They opened their show by insisting that they are not Rush Limbaugh’s replacements. “No one is ever going replace Rush Limbaugh,” they said.
But Clay Travis and Buck Sexton are in his time slot, and they just wrapped up the first week of their much anticipated debut.
On Twitter, @Clayandbuck began the week with about 4,500 followers; they ended with nearly 14,000. They had no guests, but on Friday announced a big one: Former President Donald Trump will be on the show Tuesday, which they called “a momentous occasion.”
Here are a few takeaways from the first 15 hours of their show, and some of the reaction to them on social media.
It still seems like Rush is on vacation
As I listened to “The Clay and Buck Show” during its first week, I sometimes felt like Travis and Sexton were just two guys filling in for Limbaugh. It was as if any day now, the man who revitalized AM radio would be back, that his passing in February was just a dream, like the death of Bobby Ewing in the TV show “Dallas.”
The music was the same. The phone number was the same. And Limbaugh was mentioned frequently, though not frequently enough for some listeners.
When Limbaugh died, Premiere Networks said it wouldn’t immediately replace him, giving listeners time to grieve and let go.
Premiere ended up waiting for five months, which wasn’t enough for some listeners. One person on Twitter said Premiere should have waited a year before filling the slot.
Travis and Sexton are good at radio
They’re not Limbaugh, but Travis and Sexton are skilled at radio. Slip-ups were rare and minor. Once, Travis seemed on the verge of saying “You’re listening to OutKick” (his former platform, now sold to Fox), but recovering quickly by saying, “You’re listening to our show.”
There was also a weird moment when Sexton didn’t seem to know how old he was. (“I’m at least 42,” he said. “I was born around 1980 — ‘79 to be exact.”)
Otherwise, Travis and Sexton sounded professional and comfortable together, belying their personal differences.
However, some listeners took issue with their live endorsements of products, which involve the hosts going seamlessly from commentary to ads. The Democrats’ “relentless pursuit of power,” for example, segued into the “relentless pursuit of savings.”
Some people took to social media to complain that there seemed to be more ads than commentary. That, of course, is not a bad thing as far as Premiere is concerned.
Sexton is now conservatism’s most eligible bachelor
Limbaugh was married four times, but did not have any biological children. Travis has been married for 16 years to a former Tennessee Titan cheerleader, with whom he has three sons. Sexton, now conservatism’s most eligible bachelor, said Monday on the show that he didn’t have a wife or kids, but that he is “working on it.” He does have a dog: a French bulldog named Tallulah that he often posts about on social media.

◆ ◆ ◆ ◆

_PROBLEM TO WORK ON:_ Resume the piece about the first week of "The Clay and Buck Show," picking up right after its last sentence.

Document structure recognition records
◆ ◆ ◆ ◆

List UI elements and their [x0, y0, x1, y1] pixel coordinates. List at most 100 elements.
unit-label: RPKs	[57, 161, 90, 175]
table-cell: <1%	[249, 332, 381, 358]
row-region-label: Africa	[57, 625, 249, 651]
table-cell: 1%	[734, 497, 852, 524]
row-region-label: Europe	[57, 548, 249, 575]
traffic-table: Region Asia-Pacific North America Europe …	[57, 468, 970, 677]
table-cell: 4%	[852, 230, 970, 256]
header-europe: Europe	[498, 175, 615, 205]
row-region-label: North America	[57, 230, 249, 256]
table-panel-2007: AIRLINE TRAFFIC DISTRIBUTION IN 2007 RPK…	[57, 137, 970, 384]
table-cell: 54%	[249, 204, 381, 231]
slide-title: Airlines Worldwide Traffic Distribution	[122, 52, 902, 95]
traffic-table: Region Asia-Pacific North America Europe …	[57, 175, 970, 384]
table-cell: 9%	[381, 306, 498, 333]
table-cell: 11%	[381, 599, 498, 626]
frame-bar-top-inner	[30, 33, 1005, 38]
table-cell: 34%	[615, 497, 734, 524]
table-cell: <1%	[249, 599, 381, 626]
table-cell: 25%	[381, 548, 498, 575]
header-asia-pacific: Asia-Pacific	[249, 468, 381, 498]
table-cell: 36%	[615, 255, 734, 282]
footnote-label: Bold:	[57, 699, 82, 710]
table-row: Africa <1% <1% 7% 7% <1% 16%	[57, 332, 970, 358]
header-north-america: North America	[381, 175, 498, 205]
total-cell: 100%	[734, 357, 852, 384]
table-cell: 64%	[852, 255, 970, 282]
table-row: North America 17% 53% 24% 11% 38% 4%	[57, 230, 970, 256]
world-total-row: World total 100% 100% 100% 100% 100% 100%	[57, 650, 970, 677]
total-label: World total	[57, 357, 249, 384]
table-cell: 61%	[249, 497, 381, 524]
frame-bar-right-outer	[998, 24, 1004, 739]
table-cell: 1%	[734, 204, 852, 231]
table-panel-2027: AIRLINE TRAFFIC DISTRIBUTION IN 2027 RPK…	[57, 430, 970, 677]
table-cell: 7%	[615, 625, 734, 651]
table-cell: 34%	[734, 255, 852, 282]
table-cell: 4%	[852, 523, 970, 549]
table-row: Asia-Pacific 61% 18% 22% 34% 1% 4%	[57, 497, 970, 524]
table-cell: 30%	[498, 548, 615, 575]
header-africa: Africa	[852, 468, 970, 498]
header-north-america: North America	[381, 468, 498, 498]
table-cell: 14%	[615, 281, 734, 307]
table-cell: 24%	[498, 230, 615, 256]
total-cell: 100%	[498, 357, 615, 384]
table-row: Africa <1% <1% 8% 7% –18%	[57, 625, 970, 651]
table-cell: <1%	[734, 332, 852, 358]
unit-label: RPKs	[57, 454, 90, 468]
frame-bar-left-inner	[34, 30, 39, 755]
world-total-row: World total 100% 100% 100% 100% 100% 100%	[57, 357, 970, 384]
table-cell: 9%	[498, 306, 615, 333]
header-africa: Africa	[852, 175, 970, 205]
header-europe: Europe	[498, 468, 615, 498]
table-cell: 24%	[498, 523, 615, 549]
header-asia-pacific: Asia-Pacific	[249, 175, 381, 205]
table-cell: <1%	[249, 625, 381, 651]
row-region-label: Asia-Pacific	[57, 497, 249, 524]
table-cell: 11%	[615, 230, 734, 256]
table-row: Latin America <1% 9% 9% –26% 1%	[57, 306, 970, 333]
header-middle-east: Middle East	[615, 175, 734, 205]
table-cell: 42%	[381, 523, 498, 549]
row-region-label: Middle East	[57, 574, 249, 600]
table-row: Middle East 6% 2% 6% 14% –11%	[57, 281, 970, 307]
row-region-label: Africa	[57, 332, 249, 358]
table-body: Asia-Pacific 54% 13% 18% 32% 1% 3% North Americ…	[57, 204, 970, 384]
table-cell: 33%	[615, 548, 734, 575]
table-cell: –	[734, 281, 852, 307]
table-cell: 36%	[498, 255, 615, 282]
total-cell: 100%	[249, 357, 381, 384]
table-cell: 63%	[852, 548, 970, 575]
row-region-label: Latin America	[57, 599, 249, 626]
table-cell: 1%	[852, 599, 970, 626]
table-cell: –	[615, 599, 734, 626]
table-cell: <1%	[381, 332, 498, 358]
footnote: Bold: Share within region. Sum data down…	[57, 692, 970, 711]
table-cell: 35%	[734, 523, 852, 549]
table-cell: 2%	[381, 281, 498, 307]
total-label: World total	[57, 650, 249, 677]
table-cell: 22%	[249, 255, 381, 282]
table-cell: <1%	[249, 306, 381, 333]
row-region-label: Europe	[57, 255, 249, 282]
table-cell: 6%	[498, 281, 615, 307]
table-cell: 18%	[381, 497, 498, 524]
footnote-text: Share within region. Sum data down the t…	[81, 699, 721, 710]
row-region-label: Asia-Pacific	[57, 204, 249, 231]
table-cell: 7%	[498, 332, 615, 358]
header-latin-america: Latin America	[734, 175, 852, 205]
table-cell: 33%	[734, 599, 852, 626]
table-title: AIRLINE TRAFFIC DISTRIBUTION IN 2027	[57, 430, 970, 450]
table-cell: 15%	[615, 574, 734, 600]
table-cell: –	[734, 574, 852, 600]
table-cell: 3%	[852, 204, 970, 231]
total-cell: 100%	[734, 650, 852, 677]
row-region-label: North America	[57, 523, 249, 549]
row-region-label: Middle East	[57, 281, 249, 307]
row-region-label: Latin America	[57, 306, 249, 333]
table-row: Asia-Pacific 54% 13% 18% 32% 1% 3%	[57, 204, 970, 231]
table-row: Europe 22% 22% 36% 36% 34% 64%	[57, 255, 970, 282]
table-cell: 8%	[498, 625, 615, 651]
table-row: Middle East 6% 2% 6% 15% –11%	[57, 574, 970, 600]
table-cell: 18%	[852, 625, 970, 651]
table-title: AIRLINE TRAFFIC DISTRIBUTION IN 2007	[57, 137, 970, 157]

◆ ◆ ◆ ◆

_ANSWER TO THE PROBLEM:_
It’s hard to tell which man is talking.
Travis and Sexton came to the show with existing audiences: Travis, from Fox Sports and OutKick; Sexton from another Premiere Networks show, and before that, from Glenn Beck’s network. But people who don’t know their voices are struggling to tell them apart when they don’t address the other by name. To make matters even more confusing, Sexton sometimes sounds a bit like Sean Hannity.
Mountain Dew is the new Snapple
Just like Limbaugh made Snapple a household word, Travis and Sexton have the power to boost sales of products they mention. Mountain Dew and Southern barbecue are the winners this week. (They are broadcasting from Travis’ hometown of Nashville.)
They’re at at the bottom of a steep hill
Prior to the announcement that Travis and Sexton would take over, radio insiders had months to speculate on who Premiere would choose to fill the spot. It was not an insignificant decision.
In the industry, Limbaugh had been known as a “ratings tentpole,” a host whose success boosted others. “Rush was a once-in-a-generation talent,” Fred Jacobs, a longtime radio consultant and president of Jacobs Media, has said. He was also at the forefront of a growing industry.
Now, conservative talk shows proliferate on podcasts and radio. It’s harder to stand out, particularly when so many hosts are talking about the same subjects, like cancel culture, critical race theory and whatever the Democrats are doing at the moment.
When on Friday, Travis and Sexton imitated Joe Biden’s whispery statements at a news conference Thursday, they did so hours after Glenn Beck had done the same thing. To command Limbaugh’s numbers, they’ll need to create surprising, original content, like Limbaugh did in the early years of his show.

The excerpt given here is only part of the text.